◆ **WHAT IS ASKED**
Print each line exactly as it is given.

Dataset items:
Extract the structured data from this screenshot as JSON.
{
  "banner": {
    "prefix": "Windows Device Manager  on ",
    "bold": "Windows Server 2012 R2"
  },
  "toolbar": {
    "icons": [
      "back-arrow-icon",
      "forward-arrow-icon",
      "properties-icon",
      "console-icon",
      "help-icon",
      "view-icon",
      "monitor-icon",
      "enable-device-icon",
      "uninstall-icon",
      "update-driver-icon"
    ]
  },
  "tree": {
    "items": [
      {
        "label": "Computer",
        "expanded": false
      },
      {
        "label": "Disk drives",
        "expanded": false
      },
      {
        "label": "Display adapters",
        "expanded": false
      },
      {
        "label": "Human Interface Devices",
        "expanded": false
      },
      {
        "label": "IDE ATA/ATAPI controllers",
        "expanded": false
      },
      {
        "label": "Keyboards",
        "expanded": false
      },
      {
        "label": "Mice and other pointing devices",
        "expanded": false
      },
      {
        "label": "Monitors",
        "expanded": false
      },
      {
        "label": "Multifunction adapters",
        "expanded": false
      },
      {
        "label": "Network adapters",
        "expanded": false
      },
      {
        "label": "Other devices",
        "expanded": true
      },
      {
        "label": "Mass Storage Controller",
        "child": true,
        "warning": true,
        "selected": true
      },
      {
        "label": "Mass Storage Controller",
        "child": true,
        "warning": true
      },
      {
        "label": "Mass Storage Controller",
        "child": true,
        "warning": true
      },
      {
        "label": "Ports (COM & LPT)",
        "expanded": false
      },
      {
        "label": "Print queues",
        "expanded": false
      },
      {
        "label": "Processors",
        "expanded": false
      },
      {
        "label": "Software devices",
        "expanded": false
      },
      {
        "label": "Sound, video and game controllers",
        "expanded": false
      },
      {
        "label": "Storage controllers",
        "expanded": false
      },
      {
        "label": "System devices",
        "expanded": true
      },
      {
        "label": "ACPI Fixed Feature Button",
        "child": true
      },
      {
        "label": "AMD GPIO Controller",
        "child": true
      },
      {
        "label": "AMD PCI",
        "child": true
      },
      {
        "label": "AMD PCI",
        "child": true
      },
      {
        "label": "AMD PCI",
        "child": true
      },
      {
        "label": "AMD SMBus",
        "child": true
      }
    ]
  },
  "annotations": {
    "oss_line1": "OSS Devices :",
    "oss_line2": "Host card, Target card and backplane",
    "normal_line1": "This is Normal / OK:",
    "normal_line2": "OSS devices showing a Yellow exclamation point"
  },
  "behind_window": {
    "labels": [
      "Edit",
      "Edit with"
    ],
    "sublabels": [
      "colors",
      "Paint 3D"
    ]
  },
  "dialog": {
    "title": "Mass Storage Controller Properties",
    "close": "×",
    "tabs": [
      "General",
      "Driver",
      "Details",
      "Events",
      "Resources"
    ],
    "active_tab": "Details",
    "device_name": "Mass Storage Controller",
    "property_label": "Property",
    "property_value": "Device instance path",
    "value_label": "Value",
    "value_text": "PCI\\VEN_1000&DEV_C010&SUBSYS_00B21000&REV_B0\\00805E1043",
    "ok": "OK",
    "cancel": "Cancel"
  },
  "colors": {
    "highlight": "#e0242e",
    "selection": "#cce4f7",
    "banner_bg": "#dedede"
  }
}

◆ **SOLUTION**
Extract the structured data from this screenshot as JSON.
{
  "banner": {
    "prefix": "Windows Device Manager  on ",
    "bold": "Windows Server 2012 R2"
  },
  "toolbar": {
    "icons": [
      "back-arrow-icon",
      "forward-arrow-icon",
      "properties-icon",
      "console-icon",
      "help-icon",
      "view-icon",
      "monitor-icon",
      "enable-device-icon",
      "uninstall-icon",
      "update-driver-icon"
    ]
  },
  "tree": {
    "items": [
      {
        "label": "Computer",
        "expanded": false
      },
      {
        "label": "Disk drives",
        "expanded": false
      },
      {
        "label": "Display adapters",
        "expanded": false
      },
      {
        "label": "Human Interface Devices",
        "expanded": false
      },
      {
        "label": "IDE ATA/ATAPI controllers",
        "expanded": false
      },
      {
        "label": "Keyboards",
        "expanded": false
      },
      {
        "label": "Mice and other pointing devices",
        "expanded": false
      },
      {
        "label": "Monitors",
        "expanded": false
      },
      {
        "label": "Multifunction adapters",
        "expanded": false
      },
      {
        "label": "Network adapters",
        "expanded": false
      },
      {
        "label": "Other devices",
        "expanded": true
      },
      {
        "label": "Mass Storage Controller",
        "child": true,
        "warning": true,
        "selected": true
      },
      {
        "label": "Mass Storage Controller",
        "child": true,
        "warning": true
      },
      {
        "label": "Mass Storage Controller",
        "child": true,
        "warning": true
      },
      {
        "label": "Ports (COM & LPT)",
        "expanded": false
      },
      {
        "label": "Print queues",
        "expanded": false
      },
      {
        "label": "Processors",
        "expanded": false
      },
      {
        "label": "Software devices",
        "expanded": false
      },
      {
        "label": "Sound, video and game controllers",
        "expanded": false
      },
      {
        "label": "Storage controllers",
        "expanded": false
      },
      {
        "label": "System devices",
        "expanded": true
      },
      {
        "label": "ACPI Fixed Feature Button",
        "child": true
      },
      {
        "label": "AMD GPIO Controller",
        "child": true
      },
      {
        "label": "AMD PCI",
        "child": true
      },
      {
        "label": "AMD PCI",
        "child": true
      },
      {
        "label": "AMD PCI",
        "child": true
      },
      {
        "label": "AMD SMBus",
        "child": true
      }
    ]
  },
  "annotations": {
    "oss_line1": "OSS Devices :",
    "oss_line2": "Host card, Target card and backplane",
    "normal_line1": "This is Normal / OK:",
    "normal_line2": "OSS devices showing a Yellow exclamation point"
  },
  "behind_window": {
    "labels": [
      "Edit",
      "Edit with"
    ],
    "sublabels": [
      "colors",
      "Paint 3D"
    ]
  },
  "dialog": {
    "title": "Mass Storage Controller Properties",
    "close": "×",
    "tabs": [
      "General",
      "Driver",
      "Details",
      "Events",
      "Resources"
    ],
    "active_tab": "Details",
    "device_name": "Mass Storage Controller",
    "property_label": "Property",
    "property_value": "Device instance path",
    "value_label": "Value",
    "value_text": "PCI\\VEN_1000&DEV_C010&SUBSYS_00B21000&REV_B0\\00805E1043",
    "ok": "OK",
    "cancel": "Cancel"
  },
  "colors": {
    "highlight": "#e0242e",
    "selection": "#cce4f7",
    "banner_bg": "#dedede"
  }
}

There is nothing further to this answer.